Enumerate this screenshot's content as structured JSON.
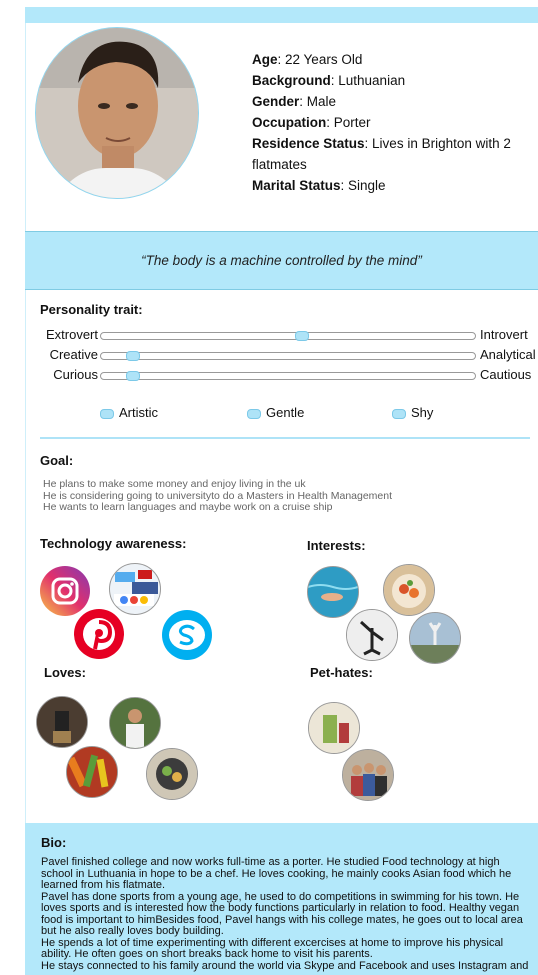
{
  "profile": {
    "age_label": "Age",
    "age": ": 22 Years Old",
    "background_label": "Background",
    "background": ": Luthuanian",
    "gender_label": "Gender",
    "gender": ": Male",
    "occupation_label": "Occupation",
    "occupation": ": Porter",
    "residence_label": "Residence Status",
    "residence": ": Lives in Brighton with 2 flatmates",
    "marital_label": "Marital Status",
    "marital": ": Single"
  },
  "quote": "“The body is a machine controlled by the mind”",
  "personality": {
    "heading": "Personality trait:",
    "traits": [
      {
        "left": "Extrovert",
        "right": "Introvert",
        "value": 0.54
      },
      {
        "left": "Creative",
        "right": "Analytical",
        "value": 0.07
      },
      {
        "left": "Curious",
        "right": "Cautious",
        "value": 0.07
      }
    ],
    "tags": [
      "Artistic",
      "Gentle",
      "Shy"
    ]
  },
  "goal": {
    "heading": "Goal:",
    "lines": [
      "He plans to make some money and enjoy living in the uk",
      "He is considering going to universityto do a Masters in Health Management",
      "He wants to learn languages and maybe work on a cruise ship"
    ]
  },
  "tech_heading": "Technology awareness:",
  "interests_heading": "Interests:",
  "loves_heading": "Loves:",
  "pethates_heading": "Pet-hates:",
  "icons": {
    "instagram": "instagram-icon",
    "pinterest": "pinterest-icon",
    "skype": "skype-icon",
    "social": "social-media-collage-icon"
  },
  "bio": {
    "heading": "Bio:",
    "paragraphs": [
      "Pavel finished college and now works full-time as a porter. He studied Food technology at high school in Luthuania in hope to be a chef. He loves cooking, he mainly cooks Asian food which he learned from his flatmate.",
      "Pavel has done sports from a young age, he used to do competitions in swimming for his town. He loves sports and is interested how the body functions particularly in relation to food. Healthy vegan food is important to himBesides food, Pavel hangs with his college mates, he goes out to local area but he also really loves body building.",
      "He spends a lot of time experimenting with different excercises at home to improve his physical ability. He often goes on short breaks back home to visit his parents.",
      "He stays connected to his family around the world via Skype and Facebook and uses Instagram and"
    ]
  },
  "colors": {
    "accent": "#b3e8fa",
    "accent_border": "#7cc9e8",
    "instagram": "#c13584",
    "pinterest": "#e60023",
    "skype": "#00aff0"
  }
}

+++

Required work -
Return the whole listing, word for word, and leave out every picture.

Result of the task -
Enumerate this screenshot's content as structured JSON.
{
  "profile": {
    "age_label": "Age",
    "age": ": 22 Years Old",
    "background_label": "Background",
    "background": ": Luthuanian",
    "gender_label": "Gender",
    "gender": ": Male",
    "occupation_label": "Occupation",
    "occupation": ": Porter",
    "residence_label": "Residence Status",
    "residence": ": Lives in Brighton with 2 flatmates",
    "marital_label": "Marital Status",
    "marital": ": Single"
  },
  "quote": "“The body is a machine controlled by the mind”",
  "personality": {
    "heading": "Personality trait:",
    "traits": [
      {
        "left": "Extrovert",
        "right": "Introvert",
        "value": 0.54
      },
      {
        "left": "Creative",
        "right": "Analytical",
        "value": 0.07
      },
      {
        "left": "Curious",
        "right": "Cautious",
        "value": 0.07
      }
    ],
    "tags": [
      "Artistic",
      "Gentle",
      "Shy"
    ]
  },
  "goal": {
    "heading": "Goal:",
    "lines": [
      "He plans to make some money and enjoy living in the uk",
      "He is considering going to universityto do a Masters in Health Management",
      "He wants to learn languages and maybe work on a cruise ship"
    ]
  },
  "tech_heading": "Technology awareness:",
  "interests_heading": "Interests:",
  "loves_heading": "Loves:",
  "pethates_heading": "Pet-hates:",
  "icons": {
    "instagram": "instagram-icon",
    "pinterest": "pinterest-icon",
    "skype": "skype-icon",
    "social": "social-media-collage-icon"
  },
  "bio": {
    "heading": "Bio:",
    "paragraphs": [
      "Pavel finished college and now works full-time as a porter. He studied Food technology at high school in Luthuania in hope to be a chef. He loves cooking, he mainly cooks Asian food which he learned from his flatmate.",
      "Pavel has done sports from a young age, he used to do competitions in swimming for his town. He loves sports and is interested how the body functions particularly in relation to food. Healthy vegan food is important to himBesides food, Pavel hangs with his college mates, he goes out to local area but he also really loves body building.",
      "He spends a lot of time experimenting with different excercises at home to improve his physical ability. He often goes on short breaks back home to visit his parents.",
      "He stays connected to his family around the world via Skype and Facebook and uses Instagram and"
    ]
  },
  "colors": {
    "accent": "#b3e8fa",
    "accent_border": "#7cc9e8",
    "instagram": "#c13584",
    "pinterest": "#e60023",
    "skype": "#00aff0"
  }
}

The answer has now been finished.